(Problem details): Extract all lines in the data that contain the word "this".

━━━━━━━━━━━━━━━━━━━━━━━━━━━━━━

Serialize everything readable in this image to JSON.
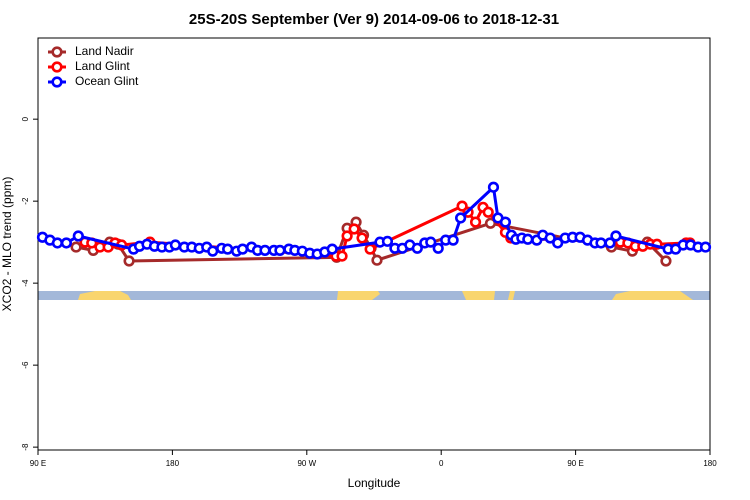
{
  "chart_data": {
    "type": "line",
    "title": "25S-20S September (Ver 9)   2014-09-06 to 2018-12-31",
    "xlabel": "Longitude",
    "ylabel": "XCO2 - MLO trend (ppm)",
    "xlim": [
      90,
      540
    ],
    "ylim": [
      -8.07,
      1.98
    ],
    "xticks": [
      {
        "value": 90,
        "label": "90 E"
      },
      180,
      {
        "value": 270,
        "label": "90 W"
      },
      {
        "value": 360,
        "label": "0"
      },
      {
        "value": 450,
        "label": "90 E"
      },
      {
        "value": 540,
        "label": "180"
      }
    ],
    "yticks": [
      0,
      -2,
      -4,
      -6,
      -8
    ],
    "legend": "top-left",
    "series": [
      {
        "name": "Land Nadir",
        "color": "#a52a2a",
        "x": [
          115.5,
          127,
          138,
          143.6,
          151,
          290,
          297,
          303,
          308,
          313,
          317,
          393,
          474,
          488,
          498,
          510.5
        ],
        "values": [
          -3.12,
          -3.2,
          -3.0,
          -3.05,
          -3.46,
          -3.37,
          -2.66,
          -2.51,
          -2.83,
          -3.15,
          -3.44,
          -2.54,
          -3.12,
          -3.22,
          -3.0,
          -3.46
        ]
      },
      {
        "name": "Land Glint",
        "color": "#ff0000",
        "x": [
          121.5,
          126,
          131.5,
          137,
          141.6,
          146,
          165,
          289.6,
          293.6,
          297,
          301.7,
          307,
          312.4,
          374,
          378,
          383,
          388,
          391.5,
          403,
          406.6,
          480,
          485,
          490,
          495,
          500,
          504.5,
          524,
          526.6
        ],
        "values": [
          -3.0,
          -3.02,
          -3.12,
          -3.12,
          -3.02,
          -3.07,
          -3.0,
          -3.34,
          -3.34,
          -2.85,
          -2.68,
          -2.9,
          -3.17,
          -2.12,
          -2.27,
          -2.51,
          -2.15,
          -2.27,
          -2.76,
          -2.9,
          -3.0,
          -3.02,
          -3.1,
          -3.1,
          -3.05,
          -3.05,
          -3.02,
          -3.02
        ]
      },
      {
        "name": "Ocean Glint",
        "color": "#0000ff",
        "x": [
          93,
          98,
          103,
          109,
          117,
          154,
          158,
          163,
          168,
          173,
          178,
          182,
          188,
          193,
          198,
          203,
          207,
          213,
          217,
          223,
          227,
          233,
          237,
          242,
          248,
          252,
          258,
          262,
          267,
          272,
          277,
          282,
          287,
          319,
          324,
          329,
          334,
          339,
          344,
          349,
          353,
          358,
          363,
          368,
          373,
          395,
          398,
          403,
          407,
          410,
          414,
          418,
          424,
          428,
          433,
          438,
          443,
          448,
          453,
          458,
          463,
          467,
          473,
          477,
          512,
          517,
          522,
          527,
          532,
          537
        ],
        "values": [
          -2.88,
          -2.95,
          -3.02,
          -3.02,
          -2.85,
          -3.17,
          -3.1,
          -3.05,
          -3.1,
          -3.12,
          -3.12,
          -3.07,
          -3.12,
          -3.12,
          -3.15,
          -3.12,
          -3.22,
          -3.15,
          -3.17,
          -3.22,
          -3.17,
          -3.12,
          -3.2,
          -3.2,
          -3.2,
          -3.2,
          -3.17,
          -3.2,
          -3.22,
          -3.27,
          -3.29,
          -3.24,
          -3.17,
          -3.0,
          -2.98,
          -3.15,
          -3.15,
          -3.07,
          -3.15,
          -3.02,
          -3.0,
          -3.15,
          -2.95,
          -2.95,
          -2.41,
          -1.66,
          -2.41,
          -2.51,
          -2.83,
          -2.93,
          -2.9,
          -2.93,
          -2.95,
          -2.83,
          -2.9,
          -3.02,
          -2.9,
          -2.88,
          -2.88,
          -2.95,
          -3.02,
          -3.02,
          -3.02,
          -2.85,
          -3.17,
          -3.17,
          -3.07,
          -3.07,
          -3.12,
          -3.12
        ]
      }
    ]
  }
}
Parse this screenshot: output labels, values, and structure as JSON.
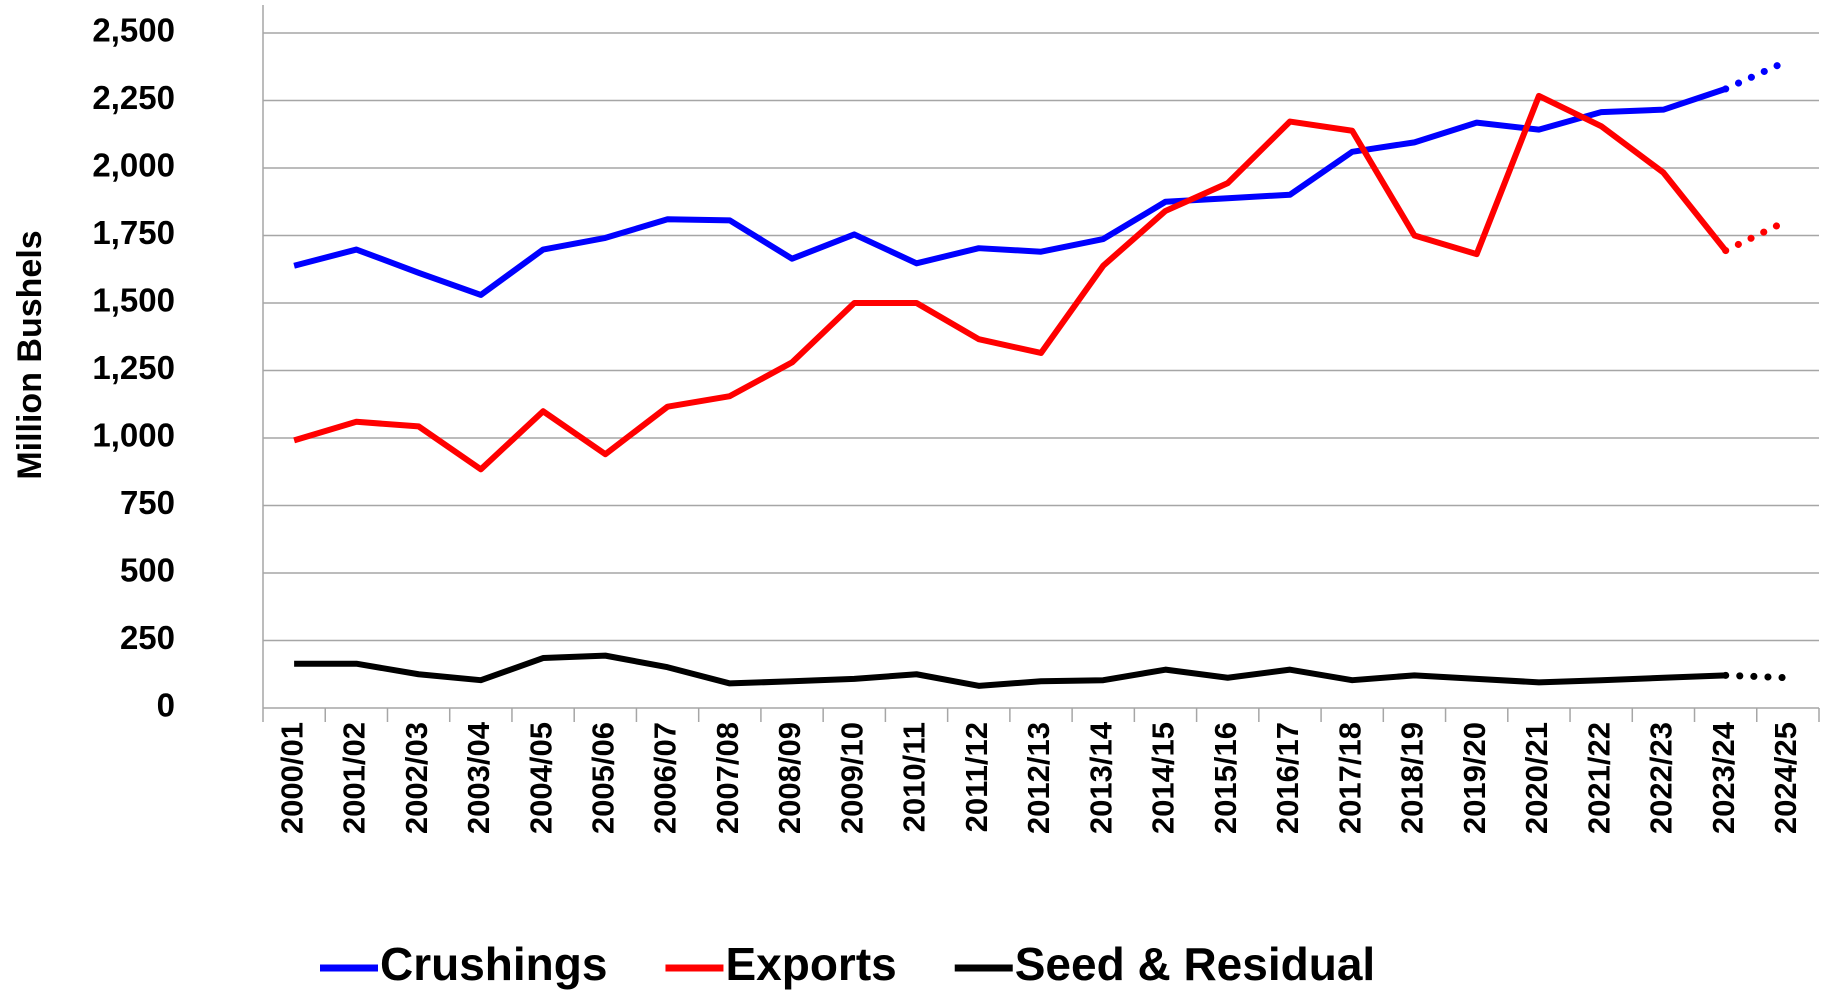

━━━━━━━━━━━━━━━━━━━━━━━━━━━━━━

(Answer in full):
Serialize everything readable in this image to JSON.
Parse this screenshot: output labels, values, and structure as JSON.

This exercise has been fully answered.